(JOB)
Search the entries for the word "name" and pull out each line that has it.

(EXERCISE INPUTS)
——————

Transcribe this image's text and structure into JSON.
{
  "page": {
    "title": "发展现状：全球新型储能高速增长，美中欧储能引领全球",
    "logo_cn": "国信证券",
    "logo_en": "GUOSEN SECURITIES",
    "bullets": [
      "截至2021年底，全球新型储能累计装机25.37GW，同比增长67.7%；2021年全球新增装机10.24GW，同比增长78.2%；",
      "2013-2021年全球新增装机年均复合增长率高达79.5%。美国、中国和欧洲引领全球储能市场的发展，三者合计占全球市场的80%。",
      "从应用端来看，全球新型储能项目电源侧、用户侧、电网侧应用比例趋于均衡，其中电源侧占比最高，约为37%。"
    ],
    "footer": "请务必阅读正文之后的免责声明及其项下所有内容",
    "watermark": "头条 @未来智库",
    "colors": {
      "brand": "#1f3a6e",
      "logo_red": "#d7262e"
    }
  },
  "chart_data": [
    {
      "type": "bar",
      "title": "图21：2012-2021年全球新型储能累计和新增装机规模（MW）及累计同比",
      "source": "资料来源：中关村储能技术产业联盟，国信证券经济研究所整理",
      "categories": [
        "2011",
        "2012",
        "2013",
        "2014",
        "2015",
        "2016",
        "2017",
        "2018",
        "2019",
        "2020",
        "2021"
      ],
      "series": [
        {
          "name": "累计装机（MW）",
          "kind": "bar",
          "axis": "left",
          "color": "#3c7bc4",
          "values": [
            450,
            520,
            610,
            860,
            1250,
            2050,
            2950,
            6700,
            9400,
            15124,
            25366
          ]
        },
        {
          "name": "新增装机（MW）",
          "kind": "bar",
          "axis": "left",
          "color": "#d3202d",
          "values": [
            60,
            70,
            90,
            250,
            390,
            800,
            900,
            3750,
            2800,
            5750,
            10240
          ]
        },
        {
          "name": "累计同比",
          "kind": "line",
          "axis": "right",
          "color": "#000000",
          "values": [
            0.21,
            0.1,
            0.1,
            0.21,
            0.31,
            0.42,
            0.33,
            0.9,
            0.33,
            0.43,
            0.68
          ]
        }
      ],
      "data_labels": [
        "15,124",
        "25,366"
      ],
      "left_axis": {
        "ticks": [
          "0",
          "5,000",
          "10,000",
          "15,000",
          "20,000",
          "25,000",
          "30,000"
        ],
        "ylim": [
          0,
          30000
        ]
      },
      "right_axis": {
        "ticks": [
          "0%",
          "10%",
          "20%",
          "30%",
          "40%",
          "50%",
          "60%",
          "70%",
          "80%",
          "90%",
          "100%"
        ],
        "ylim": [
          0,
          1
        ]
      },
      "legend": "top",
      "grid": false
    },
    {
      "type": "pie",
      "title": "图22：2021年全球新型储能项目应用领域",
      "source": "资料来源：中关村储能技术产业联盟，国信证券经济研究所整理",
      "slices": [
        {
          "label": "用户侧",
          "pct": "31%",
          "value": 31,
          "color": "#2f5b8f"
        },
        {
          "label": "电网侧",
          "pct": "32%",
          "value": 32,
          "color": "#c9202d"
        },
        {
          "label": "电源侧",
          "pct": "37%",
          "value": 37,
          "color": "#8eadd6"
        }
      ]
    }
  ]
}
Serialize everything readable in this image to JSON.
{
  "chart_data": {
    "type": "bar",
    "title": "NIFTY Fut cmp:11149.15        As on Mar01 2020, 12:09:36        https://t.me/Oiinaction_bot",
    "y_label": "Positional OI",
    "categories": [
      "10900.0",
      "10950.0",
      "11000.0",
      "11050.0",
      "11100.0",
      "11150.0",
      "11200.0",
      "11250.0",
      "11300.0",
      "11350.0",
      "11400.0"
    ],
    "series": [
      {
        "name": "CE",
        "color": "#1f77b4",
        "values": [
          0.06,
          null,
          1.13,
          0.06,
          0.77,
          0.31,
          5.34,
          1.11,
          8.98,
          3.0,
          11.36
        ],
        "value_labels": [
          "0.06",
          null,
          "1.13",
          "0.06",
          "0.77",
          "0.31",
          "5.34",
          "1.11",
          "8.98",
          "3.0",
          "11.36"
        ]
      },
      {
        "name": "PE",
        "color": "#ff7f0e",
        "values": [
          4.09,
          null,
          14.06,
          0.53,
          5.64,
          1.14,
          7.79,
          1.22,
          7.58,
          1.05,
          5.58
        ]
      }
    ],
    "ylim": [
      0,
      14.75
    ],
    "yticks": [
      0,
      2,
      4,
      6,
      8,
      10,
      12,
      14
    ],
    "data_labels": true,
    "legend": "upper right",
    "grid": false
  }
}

——————

(FULL ANSWER)
          "name": "累计装机（MW）",
          "name": "新增装机（MW）",
          "name": "累计同比",
        "name": "CE",
        "name": "PE",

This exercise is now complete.